= Instruction =
All of the material below is to be repeated exactly.

= Dataset rows =
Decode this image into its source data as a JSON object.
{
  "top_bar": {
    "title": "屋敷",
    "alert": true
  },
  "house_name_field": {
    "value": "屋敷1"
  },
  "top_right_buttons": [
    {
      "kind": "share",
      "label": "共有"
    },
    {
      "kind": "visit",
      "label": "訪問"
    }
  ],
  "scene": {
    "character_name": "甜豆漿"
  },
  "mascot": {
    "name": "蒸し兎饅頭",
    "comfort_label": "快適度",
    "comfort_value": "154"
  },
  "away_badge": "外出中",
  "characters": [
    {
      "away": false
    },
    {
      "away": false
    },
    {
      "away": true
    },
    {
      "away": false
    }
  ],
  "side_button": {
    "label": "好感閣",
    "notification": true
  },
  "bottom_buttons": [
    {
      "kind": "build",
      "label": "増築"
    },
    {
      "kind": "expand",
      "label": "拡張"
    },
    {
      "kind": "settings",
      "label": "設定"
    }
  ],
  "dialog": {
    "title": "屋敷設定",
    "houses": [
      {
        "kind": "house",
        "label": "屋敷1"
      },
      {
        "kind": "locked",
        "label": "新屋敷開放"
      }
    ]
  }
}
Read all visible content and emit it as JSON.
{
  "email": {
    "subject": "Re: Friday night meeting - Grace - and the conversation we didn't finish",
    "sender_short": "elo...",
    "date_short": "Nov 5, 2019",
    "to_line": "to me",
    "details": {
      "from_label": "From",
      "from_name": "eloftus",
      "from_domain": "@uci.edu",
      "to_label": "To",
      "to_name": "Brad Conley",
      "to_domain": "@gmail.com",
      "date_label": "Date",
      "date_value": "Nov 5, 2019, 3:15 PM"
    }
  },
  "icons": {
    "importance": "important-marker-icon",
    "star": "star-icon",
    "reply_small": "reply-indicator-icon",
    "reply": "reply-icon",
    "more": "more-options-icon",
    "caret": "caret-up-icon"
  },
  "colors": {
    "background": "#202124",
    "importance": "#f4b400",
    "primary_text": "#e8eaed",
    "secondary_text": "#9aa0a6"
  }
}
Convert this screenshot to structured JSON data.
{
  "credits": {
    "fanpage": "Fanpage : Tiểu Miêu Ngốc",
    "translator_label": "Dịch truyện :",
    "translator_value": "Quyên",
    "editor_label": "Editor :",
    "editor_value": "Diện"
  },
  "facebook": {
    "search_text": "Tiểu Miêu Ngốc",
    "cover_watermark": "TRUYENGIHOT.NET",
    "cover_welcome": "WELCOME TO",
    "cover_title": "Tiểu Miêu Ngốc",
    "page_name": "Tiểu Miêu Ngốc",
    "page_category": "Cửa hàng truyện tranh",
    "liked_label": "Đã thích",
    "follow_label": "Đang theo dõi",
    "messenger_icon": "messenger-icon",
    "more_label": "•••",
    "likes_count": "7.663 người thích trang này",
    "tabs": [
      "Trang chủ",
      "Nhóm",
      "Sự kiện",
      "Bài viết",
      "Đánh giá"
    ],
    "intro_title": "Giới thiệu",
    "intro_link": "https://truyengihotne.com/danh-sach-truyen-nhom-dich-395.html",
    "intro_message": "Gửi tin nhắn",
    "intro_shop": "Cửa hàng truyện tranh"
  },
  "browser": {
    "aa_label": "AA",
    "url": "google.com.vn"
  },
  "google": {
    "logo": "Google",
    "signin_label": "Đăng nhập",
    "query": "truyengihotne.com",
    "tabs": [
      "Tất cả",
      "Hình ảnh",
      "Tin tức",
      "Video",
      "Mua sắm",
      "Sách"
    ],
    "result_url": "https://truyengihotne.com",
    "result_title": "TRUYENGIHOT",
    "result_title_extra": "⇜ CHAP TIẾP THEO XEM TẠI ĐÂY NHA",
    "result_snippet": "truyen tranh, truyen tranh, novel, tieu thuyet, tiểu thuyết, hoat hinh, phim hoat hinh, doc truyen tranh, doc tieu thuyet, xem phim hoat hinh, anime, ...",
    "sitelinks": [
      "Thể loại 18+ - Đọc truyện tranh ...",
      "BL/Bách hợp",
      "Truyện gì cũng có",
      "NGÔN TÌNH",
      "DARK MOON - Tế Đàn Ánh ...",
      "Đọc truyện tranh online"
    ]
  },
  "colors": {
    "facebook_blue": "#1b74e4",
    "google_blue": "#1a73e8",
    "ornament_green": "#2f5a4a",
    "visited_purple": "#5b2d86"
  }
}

= Task output =
Decode this image into its source data as a JSON object.
{
  "top_bar": {
    "title": "屋敷",
    "alert": true
  },
  "house_name_field": {
    "value": "屋敷1"
  },
  "top_right_buttons": [
    {
      "kind": "share",
      "label": "共有"
    },
    {
      "kind": "visit",
      "label": "訪問"
    }
  ],
  "scene": {
    "character_name": "甜豆漿"
  },
  "mascot": {
    "name": "蒸し兎饅頭",
    "comfort_label": "快適度",
    "comfort_value": "154"
  },
  "away_badge": "外出中",
  "characters": [
    {
      "away": false
    },
    {
      "away": false
    },
    {
      "away": true
    },
    {
      "away": false
    }
  ],
  "side_button": {
    "label": "好感閣",
    "notification": true
  },
  "bottom_buttons": [
    {
      "kind": "build",
      "label": "増築"
    },
    {
      "kind": "expand",
      "label": "拡張"
    },
    {
      "kind": "settings",
      "label": "設定"
    }
  ],
  "dialog": {
    "title": "屋敷設定",
    "houses": [
      {
        "kind": "house",
        "label": "屋敷1"
      },
      {
        "kind": "locked",
        "label": "新屋敷開放"
      }
    ]
  }
}
Read all visible content and emit it as JSON.
{
  "email": {
    "subject": "Re: Friday night meeting - Grace - and the conversation we didn't finish",
    "sender_short": "elo...",
    "date_short": "Nov 5, 2019",
    "to_line": "to me",
    "details": {
      "from_label": "From",
      "from_name": "eloftus",
      "from_domain": "@uci.edu",
      "to_label": "To",
      "to_name": "Brad Conley",
      "to_domain": "@gmail.com",
      "date_label": "Date",
      "date_value": "Nov 5, 2019, 3:15 PM"
    }
  },
  "icons": {
    "importance": "important-marker-icon",
    "star": "star-icon",
    "reply_small": "reply-indicator-icon",
    "reply": "reply-icon",
    "more": "more-options-icon",
    "caret": "caret-up-icon"
  },
  "colors": {
    "background": "#202124",
    "importance": "#f4b400",
    "primary_text": "#e8eaed",
    "secondary_text": "#9aa0a6"
  }
}
Convert this screenshot to structured JSON data.
{
  "credits": {
    "fanpage": "Fanpage : Tiểu Miêu Ngốc",
    "translator_label": "Dịch truyện :",
    "translator_value": "Quyên",
    "editor_label": "Editor :",
    "editor_value": "Diện"
  },
  "facebook": {
    "search_text": "Tiểu Miêu Ngốc",
    "cover_watermark": "TRUYENGIHOT.NET",
    "cover_welcome": "WELCOME TO",
    "cover_title": "Tiểu Miêu Ngốc",
    "page_name": "Tiểu Miêu Ngốc",
    "page_category": "Cửa hàng truyện tranh",
    "liked_label": "Đã thích",
    "follow_label": "Đang theo dõi",
    "messenger_icon": "messenger-icon",
    "more_label": "•••",
    "likes_count": "7.663 người thích trang này",
    "tabs": [
      "Trang chủ",
      "Nhóm",
      "Sự kiện",
      "Bài viết",
      "Đánh giá"
    ],
    "intro_title": "Giới thiệu",
    "intro_link": "https://truyengihotne.com/danh-sach-truyen-nhom-dich-395.html",
    "intro_message": "Gửi tin nhắn",
    "intro_shop": "Cửa hàng truyện tranh"
  },
  "browser": {
    "aa_label": "AA",
    "url": "google.com.vn"
  },
  "google": {
    "logo": "Google",
    "signin_label": "Đăng nhập",
    "query": "truyengihotne.com",
    "tabs": [
      "Tất cả",
      "Hình ảnh",
      "Tin tức",
      "Video",
      "Mua sắm",
      "Sách"
    ],
    "result_url": "https://truyengihotne.com",
    "result_title": "TRUYENGIHOT",
    "result_title_extra": "⇜ CHAP TIẾP THEO XEM TẠI ĐÂY NHA",
    "result_snippet": "truyen tranh, truyen tranh, novel, tieu thuyet, tiểu thuyết, hoat hinh, phim hoat hinh, doc truyen tranh, doc tieu thuyet, xem phim hoat hinh, anime, ...",
    "sitelinks": [
      "Thể loại 18+ - Đọc truyện tranh ...",
      "BL/Bách hợp",
      "Truyện gì cũng có",
      "NGÔN TÌNH",
      "DARK MOON - Tế Đàn Ánh ...",
      "Đọc truyện tranh online"
    ]
  },
  "colors": {
    "facebook_blue": "#1b74e4",
    "google_blue": "#1a73e8",
    "ornament_green": "#2f5a4a",
    "visited_purple": "#5b2d86"
  }
}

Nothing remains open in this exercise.